§ **Your instructions**: Print the part of the cookie thread starting with "One of my favorite cookies" and going on through "Us (Jan 30, 2018)", word for word.

***** Passage given *****

# Chocolate Chip And Oatmeal Cookies With Coconut And Raisins!



## pops6927 (Jan 29, 2018)

Had our annual checkups and got our flu shots, so we splurged on making cookies tonight!  Linda baked and I cleaned up!


----------



## GaryHibbert (Jan 29, 2018)

Those  look great Pops. Oatmeal chocolate chip cookies are one of my favorites.  I'll be trying out this recipe soon but since I really dont like sweetened coconut I'll just skip that ingredient.
Gary


----------



## tropics (Jan 30, 2018)

Love oatmeal cookies,but that looks like way to many for me.Thanks for the recipe going try doing half batch.
Richie


----------



## gmc2003 (Jan 30, 2018)

One of my favorite cookies - oatmeal. Toss in chips and coconut and your over the top. Question: When you said "I cleaned up" did you mean the dishes, orrrrrr are there no more cookies left. Inquiring minds want to know.

Point for sure.

Chris


----------



## Rings Я Us (Jan 30, 2018)

Yummy ! Those would be a hit on any occasion.

Oh.. and tell us if the shot made you feel crappy or not. Like some people claim.


----------



## SmokinAl (Jan 30, 2018)

Your cookies look awesome Pops!
Next time try toasting the coconut, it takes it to another level!
Al


----------



## ab canuck (Jan 30, 2018)

Great looking cookies!!! I may have to try these as well, they are some of my favorites as well. Thx for posting them


----------

***** Extracted entries *****

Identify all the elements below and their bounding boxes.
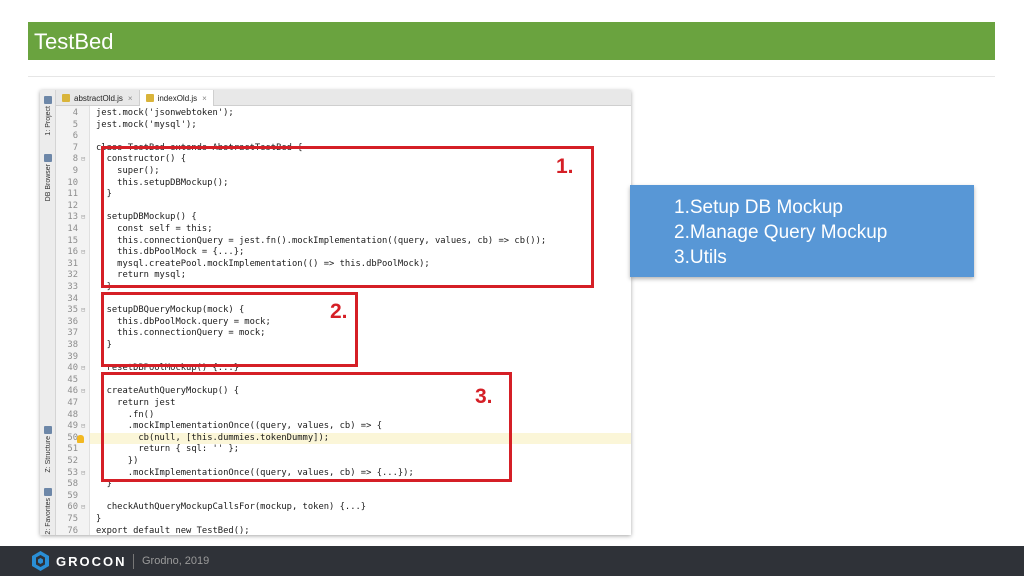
code-text: jest.mock('mysql'); — [96, 119, 197, 130]
star-icon — [44, 488, 52, 496]
js-file-icon — [62, 94, 70, 102]
grocon-logo-icon — [32, 551, 49, 571]
editor-tab-bar: abstractOld.js × indexOld.js × — [56, 90, 631, 106]
fold-toggle-icon[interactable]: ⊟ — [81, 502, 85, 514]
line-number: 34 — [67, 293, 78, 304]
line-number: 39 — [67, 351, 78, 362]
fold-toggle-icon[interactable]: ⊟ — [81, 247, 85, 259]
line-number: 4 — [72, 108, 78, 118]
lightbulb-icon[interactable] — [77, 434, 84, 443]
line-number: 36 — [67, 316, 78, 327]
line-number: 50 — [67, 432, 78, 443]
line-number: 11 — [67, 189, 78, 200]
line-number: 14 — [67, 224, 78, 234]
project-icon — [44, 96, 52, 104]
code-line[interactable]: 5 jest.mock('mysql'); — [73, 119, 631, 132]
summary-box: 1.Setup DB Mockup 2.Manage Query Mockup … — [630, 185, 974, 277]
line-number: 16 — [67, 247, 78, 258]
line-number: 47 — [67, 398, 78, 408]
line-number: 7 — [72, 142, 78, 153]
ide-tool-sidebar: 1: Project DB Browser Z: Structure 2: Fa… — [40, 90, 56, 535]
line-number: 33 — [67, 282, 78, 292]
code-line[interactable]: 59 — [67, 491, 631, 503]
fold-toggle-icon[interactable]: ⊟ — [81, 468, 85, 480]
code-text: checkAuthQueryMockupCallsFor(mockup, tok… — [96, 502, 367, 513]
line-number: 49 — [67, 421, 78, 432]
code-line[interactable]: 6 — [73, 131, 631, 143]
title-divider — [28, 76, 995, 77]
fold-toggle-icon[interactable]: ⊟ — [81, 421, 85, 433]
structure-tool-tab[interactable]: Z: Structure — [41, 426, 55, 473]
line-number: 37 — [67, 328, 78, 339]
line-number: 12 — [67, 200, 78, 211]
footer-divider — [133, 554, 134, 569]
code-text: export default new TestBed(); — [96, 525, 250, 535]
code-line[interactable]: 4 jest.mock('jsonwebtoken'); — [73, 108, 631, 120]
project-tool-tab[interactable]: 1: Project — [41, 96, 55, 136]
db-browser-tool-tab[interactable]: DB Browser — [41, 154, 55, 201]
line-number: 40 — [67, 363, 78, 374]
line-number: 8 — [72, 154, 78, 165]
line-number: 13 — [67, 212, 78, 223]
line-number: 9 — [72, 166, 78, 176]
annotation-box-2 — [101, 292, 358, 367]
summary-item: 3.Utils — [674, 247, 727, 268]
fold-toggle-icon[interactable]: ⊟ — [81, 386, 85, 398]
annotation-box-3 — [101, 372, 512, 482]
line-number: 52 — [67, 456, 78, 466]
slide-title-bar: TestBed — [28, 22, 995, 60]
line-number: 53 — [67, 467, 78, 478]
line-number: 31 — [67, 258, 78, 269]
line-number: 32 — [67, 270, 78, 281]
line-number: 45 — [67, 374, 78, 385]
code-text: } — [96, 514, 102, 524]
code-text: jest.mock('jsonwebtoken'); — [96, 108, 234, 118]
slide-footer: GROCON Grodno, 2019 — [0, 546, 1024, 576]
line-number: 15 — [67, 235, 78, 246]
footer-brand: GROCON — [56, 554, 127, 569]
annotation-label-3: 3. — [475, 385, 493, 408]
footer-subtitle: Grodno, 2019 — [142, 555, 210, 567]
line-number: 58 — [67, 479, 78, 490]
tab-indexold-js[interactable]: indexOld.js × — [139, 90, 214, 106]
line-number: 38 — [67, 340, 78, 350]
line-number: 10 — [67, 177, 78, 188]
code-line[interactable]: 75} — [67, 514, 631, 526]
tab-abstractold-js[interactable]: abstractOld.js × — [56, 90, 140, 106]
summary-item: 2.Manage Query Mockup — [674, 222, 888, 243]
favorites-tool-tab[interactable]: 2: Favorites — [41, 488, 55, 535]
code-line[interactable]: 60 ⊟ checkAuthQueryMockupCallsFor(mockup,… — [67, 502, 631, 514]
fold-toggle-icon[interactable]: ⊟ — [81, 363, 85, 375]
summary-item: 1.Setup DB Mockup — [674, 197, 843, 218]
line-number: 75 — [67, 514, 78, 524]
slide-title: TestBed — [34, 29, 114, 54]
line-number: 60 — [67, 502, 78, 513]
structure-icon — [44, 426, 52, 434]
js-file-icon — [145, 94, 154, 102]
fold-toggle-icon[interactable]: ⊟ — [81, 305, 85, 317]
annotation-box-1 — [101, 146, 594, 288]
line-number: 48 — [67, 409, 78, 420]
line-number: 46 — [67, 386, 78, 397]
code-line[interactable]: 76 export default new TestBed(); — [67, 525, 631, 535]
fold-toggle-icon[interactable]: ⊟ — [81, 154, 85, 166]
close-icon[interactable]: × — [128, 94, 133, 103]
close-icon[interactable]: × — [202, 94, 207, 103]
line-number: 59 — [67, 490, 78, 501]
line-number: 6 — [72, 131, 78, 142]
fold-toggle-icon[interactable]: ⊟ — [81, 212, 85, 224]
annotation-label-1: 1. — [556, 155, 574, 178]
annotation-label-2: 2. — [330, 300, 348, 323]
line-number: 51 — [67, 444, 78, 455]
database-icon — [44, 154, 52, 162]
line-number: 35 — [67, 305, 78, 316]
line-number: 76 — [67, 525, 78, 535]
line-number: 5 — [72, 119, 78, 130]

*****

§ **Full solution**:
One of my favorite cookies - oatmeal. Toss in chips and coconut and your over the top. Question: When you said "I cleaned up" did you mean the dishes, orrrrrr are there no more cookies left. Inquiring minds want to know.

Point for sure.

Chris


----------



## Rings Я Us (Jan 30, 2018)